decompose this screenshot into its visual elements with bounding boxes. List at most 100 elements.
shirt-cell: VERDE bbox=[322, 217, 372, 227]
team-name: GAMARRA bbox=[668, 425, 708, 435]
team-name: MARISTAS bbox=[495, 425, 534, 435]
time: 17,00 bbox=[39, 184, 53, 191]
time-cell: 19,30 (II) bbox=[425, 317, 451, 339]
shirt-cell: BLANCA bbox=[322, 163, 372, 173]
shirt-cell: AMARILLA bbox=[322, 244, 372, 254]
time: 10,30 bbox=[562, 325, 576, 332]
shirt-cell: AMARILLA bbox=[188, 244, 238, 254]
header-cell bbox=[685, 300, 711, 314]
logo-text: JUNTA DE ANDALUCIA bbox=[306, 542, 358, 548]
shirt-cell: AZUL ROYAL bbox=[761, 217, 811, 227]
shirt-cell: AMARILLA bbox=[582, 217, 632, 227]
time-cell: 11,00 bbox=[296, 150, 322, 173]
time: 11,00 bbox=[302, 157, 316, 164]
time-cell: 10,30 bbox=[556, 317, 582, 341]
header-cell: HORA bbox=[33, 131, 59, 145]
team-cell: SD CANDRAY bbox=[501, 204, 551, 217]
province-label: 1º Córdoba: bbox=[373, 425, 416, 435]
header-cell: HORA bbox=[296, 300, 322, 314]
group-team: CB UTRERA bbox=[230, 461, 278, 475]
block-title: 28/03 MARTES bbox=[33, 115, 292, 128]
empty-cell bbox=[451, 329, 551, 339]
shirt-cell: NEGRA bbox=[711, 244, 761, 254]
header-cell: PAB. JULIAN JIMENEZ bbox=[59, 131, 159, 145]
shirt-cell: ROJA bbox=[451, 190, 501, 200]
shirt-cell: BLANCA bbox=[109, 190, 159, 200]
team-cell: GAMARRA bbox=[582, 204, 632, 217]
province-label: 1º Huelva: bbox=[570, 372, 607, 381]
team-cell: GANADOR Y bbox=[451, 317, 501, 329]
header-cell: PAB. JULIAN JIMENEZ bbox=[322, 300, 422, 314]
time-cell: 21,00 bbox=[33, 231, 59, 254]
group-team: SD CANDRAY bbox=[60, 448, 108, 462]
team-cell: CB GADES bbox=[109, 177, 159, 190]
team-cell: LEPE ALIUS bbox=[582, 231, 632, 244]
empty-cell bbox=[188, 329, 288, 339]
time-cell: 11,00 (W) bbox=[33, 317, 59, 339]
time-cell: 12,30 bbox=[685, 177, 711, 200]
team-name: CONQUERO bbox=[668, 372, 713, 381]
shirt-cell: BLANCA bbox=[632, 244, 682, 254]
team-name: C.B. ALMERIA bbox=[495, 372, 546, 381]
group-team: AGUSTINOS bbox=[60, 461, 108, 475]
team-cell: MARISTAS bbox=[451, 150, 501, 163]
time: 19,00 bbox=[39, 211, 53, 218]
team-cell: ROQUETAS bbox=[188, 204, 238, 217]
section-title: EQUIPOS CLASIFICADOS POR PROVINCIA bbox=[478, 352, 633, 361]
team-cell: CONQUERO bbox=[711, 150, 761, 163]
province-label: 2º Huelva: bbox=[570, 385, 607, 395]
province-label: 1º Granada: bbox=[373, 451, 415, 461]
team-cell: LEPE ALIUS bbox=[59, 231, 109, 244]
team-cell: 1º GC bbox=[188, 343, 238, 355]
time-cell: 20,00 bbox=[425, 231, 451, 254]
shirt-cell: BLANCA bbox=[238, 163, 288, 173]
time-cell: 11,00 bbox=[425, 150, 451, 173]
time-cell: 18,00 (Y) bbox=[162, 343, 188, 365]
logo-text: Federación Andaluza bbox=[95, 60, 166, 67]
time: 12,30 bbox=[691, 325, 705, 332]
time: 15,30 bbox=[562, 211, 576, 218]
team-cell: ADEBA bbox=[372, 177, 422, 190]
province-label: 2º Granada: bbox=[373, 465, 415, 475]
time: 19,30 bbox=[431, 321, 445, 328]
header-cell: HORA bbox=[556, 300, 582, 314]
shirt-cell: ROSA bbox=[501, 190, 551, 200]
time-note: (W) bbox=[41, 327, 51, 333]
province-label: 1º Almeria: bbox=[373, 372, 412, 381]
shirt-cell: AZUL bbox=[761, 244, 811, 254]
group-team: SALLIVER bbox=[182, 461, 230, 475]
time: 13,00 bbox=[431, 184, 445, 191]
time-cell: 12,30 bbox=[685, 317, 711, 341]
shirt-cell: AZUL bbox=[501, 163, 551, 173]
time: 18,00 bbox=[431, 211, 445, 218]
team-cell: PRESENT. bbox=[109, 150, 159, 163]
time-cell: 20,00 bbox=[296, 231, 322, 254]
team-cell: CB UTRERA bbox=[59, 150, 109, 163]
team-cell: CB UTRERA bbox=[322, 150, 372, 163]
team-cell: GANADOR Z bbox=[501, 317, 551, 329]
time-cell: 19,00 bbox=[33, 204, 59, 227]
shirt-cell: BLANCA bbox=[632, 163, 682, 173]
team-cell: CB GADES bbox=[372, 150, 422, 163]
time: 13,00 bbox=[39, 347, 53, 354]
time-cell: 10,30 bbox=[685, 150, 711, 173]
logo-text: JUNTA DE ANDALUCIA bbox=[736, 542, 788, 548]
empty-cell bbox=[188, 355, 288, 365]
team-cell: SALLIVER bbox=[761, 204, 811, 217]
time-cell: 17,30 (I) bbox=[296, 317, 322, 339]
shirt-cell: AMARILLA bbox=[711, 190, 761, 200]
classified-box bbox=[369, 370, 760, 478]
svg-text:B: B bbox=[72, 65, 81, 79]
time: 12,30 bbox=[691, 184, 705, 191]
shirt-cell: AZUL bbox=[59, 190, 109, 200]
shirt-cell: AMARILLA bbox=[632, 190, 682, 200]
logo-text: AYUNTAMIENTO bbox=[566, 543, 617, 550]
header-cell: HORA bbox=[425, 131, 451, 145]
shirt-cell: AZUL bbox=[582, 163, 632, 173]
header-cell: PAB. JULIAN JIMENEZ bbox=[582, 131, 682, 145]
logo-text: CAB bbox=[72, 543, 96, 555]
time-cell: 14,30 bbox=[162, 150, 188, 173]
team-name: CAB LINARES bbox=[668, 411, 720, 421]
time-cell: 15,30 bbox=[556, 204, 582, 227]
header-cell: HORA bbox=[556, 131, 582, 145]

## The problem
Copy the material above word for word, from its first line through the line containing "time-cell: 21,00 bbox=[33, 231, 59, 254]", with that line included.

## The response
decompose this screenshot into its visual elements with bounding boxes. List at most 100 elements.
shirt-cell: VERDE bbox=[322, 217, 372, 227]
team-name: GAMARRA bbox=[668, 425, 708, 435]
team-name: MARISTAS bbox=[495, 425, 534, 435]
time: 17,00 bbox=[39, 184, 53, 191]
time-cell: 19,30 (II) bbox=[425, 317, 451, 339]
shirt-cell: BLANCA bbox=[322, 163, 372, 173]
shirt-cell: AMARILLA bbox=[322, 244, 372, 254]
time: 10,30 bbox=[562, 325, 576, 332]
shirt-cell: AMARILLA bbox=[188, 244, 238, 254]
header-cell bbox=[685, 300, 711, 314]
logo-text: JUNTA DE ANDALUCIA bbox=[306, 542, 358, 548]
shirt-cell: AZUL ROYAL bbox=[761, 217, 811, 227]
shirt-cell: AMARILLA bbox=[582, 217, 632, 227]
time-cell: 11,00 bbox=[296, 150, 322, 173]
time: 11,00 bbox=[302, 157, 316, 164]
time-cell: 10,30 bbox=[556, 317, 582, 341]
header-cell: HORA bbox=[33, 131, 59, 145]
team-cell: SD CANDRAY bbox=[501, 204, 551, 217]
province-label: 1º Córdoba: bbox=[373, 425, 416, 435]
header-cell: HORA bbox=[296, 300, 322, 314]
group-team: CB UTRERA bbox=[230, 461, 278, 475]
block-title: 28/03 MARTES bbox=[33, 115, 292, 128]
empty-cell bbox=[451, 329, 551, 339]
shirt-cell: NEGRA bbox=[711, 244, 761, 254]
header-cell: PAB. JULIAN JIMENEZ bbox=[59, 131, 159, 145]
shirt-cell: ROJA bbox=[451, 190, 501, 200]
shirt-cell: BLANCA bbox=[109, 190, 159, 200]
team-cell: GAMARRA bbox=[582, 204, 632, 217]
province-label: 1º Huelva: bbox=[570, 372, 607, 381]
team-cell: GANADOR Y bbox=[451, 317, 501, 329]
header-cell: PAB. JULIAN JIMENEZ bbox=[322, 300, 422, 314]
time-cell: 21,00 bbox=[33, 231, 59, 254]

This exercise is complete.